## Begin Supplied data
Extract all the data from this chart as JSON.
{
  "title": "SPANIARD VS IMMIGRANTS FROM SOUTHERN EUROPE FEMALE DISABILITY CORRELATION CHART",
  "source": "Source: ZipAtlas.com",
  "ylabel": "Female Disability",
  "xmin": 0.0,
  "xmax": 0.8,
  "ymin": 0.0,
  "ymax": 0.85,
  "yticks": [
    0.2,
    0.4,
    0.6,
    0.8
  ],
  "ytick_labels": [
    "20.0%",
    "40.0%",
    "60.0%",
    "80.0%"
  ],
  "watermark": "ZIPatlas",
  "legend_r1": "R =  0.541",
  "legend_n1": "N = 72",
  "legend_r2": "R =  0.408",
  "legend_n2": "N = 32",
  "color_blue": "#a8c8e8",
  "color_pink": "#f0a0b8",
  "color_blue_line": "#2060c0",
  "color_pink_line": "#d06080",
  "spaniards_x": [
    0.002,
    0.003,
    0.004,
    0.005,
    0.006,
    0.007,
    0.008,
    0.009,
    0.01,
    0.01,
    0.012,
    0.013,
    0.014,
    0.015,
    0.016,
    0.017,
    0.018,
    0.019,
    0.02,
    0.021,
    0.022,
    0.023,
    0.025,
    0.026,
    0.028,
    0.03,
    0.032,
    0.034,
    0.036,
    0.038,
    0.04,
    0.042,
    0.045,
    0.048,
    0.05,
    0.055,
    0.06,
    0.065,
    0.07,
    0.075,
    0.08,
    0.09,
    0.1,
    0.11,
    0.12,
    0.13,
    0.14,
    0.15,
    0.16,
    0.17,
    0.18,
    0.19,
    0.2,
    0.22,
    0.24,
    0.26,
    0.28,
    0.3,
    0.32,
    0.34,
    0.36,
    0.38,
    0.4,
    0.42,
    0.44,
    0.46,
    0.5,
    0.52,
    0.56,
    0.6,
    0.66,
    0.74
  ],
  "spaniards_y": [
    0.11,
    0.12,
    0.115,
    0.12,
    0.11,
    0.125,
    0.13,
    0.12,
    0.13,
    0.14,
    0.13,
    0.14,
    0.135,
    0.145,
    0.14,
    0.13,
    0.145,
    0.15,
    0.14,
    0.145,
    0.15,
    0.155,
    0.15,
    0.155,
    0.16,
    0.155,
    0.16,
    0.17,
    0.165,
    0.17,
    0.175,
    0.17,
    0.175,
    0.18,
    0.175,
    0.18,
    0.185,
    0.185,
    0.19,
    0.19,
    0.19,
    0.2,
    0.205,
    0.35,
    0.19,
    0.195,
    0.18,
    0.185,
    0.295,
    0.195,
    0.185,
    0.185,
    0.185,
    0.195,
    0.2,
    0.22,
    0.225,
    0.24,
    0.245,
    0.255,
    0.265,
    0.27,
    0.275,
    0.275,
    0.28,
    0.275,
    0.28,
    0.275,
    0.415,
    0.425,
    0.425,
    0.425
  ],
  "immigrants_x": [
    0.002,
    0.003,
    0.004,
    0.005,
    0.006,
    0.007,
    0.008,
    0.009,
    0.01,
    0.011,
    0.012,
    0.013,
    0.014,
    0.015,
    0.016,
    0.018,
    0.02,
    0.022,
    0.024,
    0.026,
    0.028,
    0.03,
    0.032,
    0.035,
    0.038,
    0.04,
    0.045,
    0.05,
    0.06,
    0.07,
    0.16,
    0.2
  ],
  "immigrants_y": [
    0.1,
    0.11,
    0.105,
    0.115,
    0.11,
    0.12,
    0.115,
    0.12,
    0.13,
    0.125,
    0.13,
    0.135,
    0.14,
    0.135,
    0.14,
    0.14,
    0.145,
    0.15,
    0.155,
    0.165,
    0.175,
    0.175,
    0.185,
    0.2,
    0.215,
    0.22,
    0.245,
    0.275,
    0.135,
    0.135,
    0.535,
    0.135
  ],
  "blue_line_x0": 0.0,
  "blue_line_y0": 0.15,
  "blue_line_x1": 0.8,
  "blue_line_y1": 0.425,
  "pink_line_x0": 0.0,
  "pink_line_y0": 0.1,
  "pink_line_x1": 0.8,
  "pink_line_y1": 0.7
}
## End Supplied data
* **Problem**: Copy out all of the records shown above exactly.

* **Answer**:
Extract all the data from this chart as JSON.
{
  "title": "SPANIARD VS IMMIGRANTS FROM SOUTHERN EUROPE FEMALE DISABILITY CORRELATION CHART",
  "source": "Source: ZipAtlas.com",
  "ylabel": "Female Disability",
  "xmin": 0.0,
  "xmax": 0.8,
  "ymin": 0.0,
  "ymax": 0.85,
  "yticks": [
    0.2,
    0.4,
    0.6,
    0.8
  ],
  "ytick_labels": [
    "20.0%",
    "40.0%",
    "60.0%",
    "80.0%"
  ],
  "watermark": "ZIPatlas",
  "legend_r1": "R =  0.541",
  "legend_n1": "N = 72",
  "legend_r2": "R =  0.408",
  "legend_n2": "N = 32",
  "color_blue": "#a8c8e8",
  "color_pink": "#f0a0b8",
  "color_blue_line": "#2060c0",
  "color_pink_line": "#d06080",
  "spaniards_x": [
    0.002,
    0.003,
    0.004,
    0.005,
    0.006,
    0.007,
    0.008,
    0.009,
    0.01,
    0.01,
    0.012,
    0.013,
    0.014,
    0.015,
    0.016,
    0.017,
    0.018,
    0.019,
    0.02,
    0.021,
    0.022,
    0.023,
    0.025,
    0.026,
    0.028,
    0.03,
    0.032,
    0.034,
    0.036,
    0.038,
    0.04,
    0.042,
    0.045,
    0.048,
    0.05,
    0.055,
    0.06,
    0.065,
    0.07,
    0.075,
    0.08,
    0.09,
    0.1,
    0.11,
    0.12,
    0.13,
    0.14,
    0.15,
    0.16,
    0.17,
    0.18,
    0.19,
    0.2,
    0.22,
    0.24,
    0.26,
    0.28,
    0.3,
    0.32,
    0.34,
    0.36,
    0.38,
    0.4,
    0.42,
    0.44,
    0.46,
    0.5,
    0.52,
    0.56,
    0.6,
    0.66,
    0.74
  ],
  "spaniards_y": [
    0.11,
    0.12,
    0.115,
    0.12,
    0.11,
    0.125,
    0.13,
    0.12,
    0.13,
    0.14,
    0.13,
    0.14,
    0.135,
    0.145,
    0.14,
    0.13,
    0.145,
    0.15,
    0.14,
    0.145,
    0.15,
    0.155,
    0.15,
    0.155,
    0.16,
    0.155,
    0.16,
    0.17,
    0.165,
    0.17,
    0.175,
    0.17,
    0.175,
    0.18,
    0.175,
    0.18,
    0.185,
    0.185,
    0.19,
    0.19,
    0.19,
    0.2,
    0.205,
    0.35,
    0.19,
    0.195,
    0.18,
    0.185,
    0.295,
    0.195,
    0.185,
    0.185,
    0.185,
    0.195,
    0.2,
    0.22,
    0.225,
    0.24,
    0.245,
    0.255,
    0.265,
    0.27,
    0.275,
    0.275,
    0.28,
    0.275,
    0.28,
    0.275,
    0.415,
    0.425,
    0.425,
    0.425
  ],
  "immigrants_x": [
    0.002,
    0.003,
    0.004,
    0.005,
    0.006,
    0.007,
    0.008,
    0.009,
    0.01,
    0.011,
    0.012,
    0.013,
    0.014,
    0.015,
    0.016,
    0.018,
    0.02,
    0.022,
    0.024,
    0.026,
    0.028,
    0.03,
    0.032,
    0.035,
    0.038,
    0.04,
    0.045,
    0.05,
    0.06,
    0.07,
    0.16,
    0.2
  ],
  "immigrants_y": [
    0.1,
    0.11,
    0.105,
    0.115,
    0.11,
    0.12,
    0.115,
    0.12,
    0.13,
    0.125,
    0.13,
    0.135,
    0.14,
    0.135,
    0.14,
    0.14,
    0.145,
    0.15,
    0.155,
    0.165,
    0.175,
    0.175,
    0.185,
    0.2,
    0.215,
    0.22,
    0.245,
    0.275,
    0.135,
    0.135,
    0.535,
    0.135
  ],
  "blue_line_x0": 0.0,
  "blue_line_y0": 0.15,
  "blue_line_x1": 0.8,
  "blue_line_y1": 0.425,
  "pink_line_x0": 0.0,
  "pink_line_y0": 0.1,
  "pink_line_x1": 0.8,
  "pink_line_y1": 0.7
}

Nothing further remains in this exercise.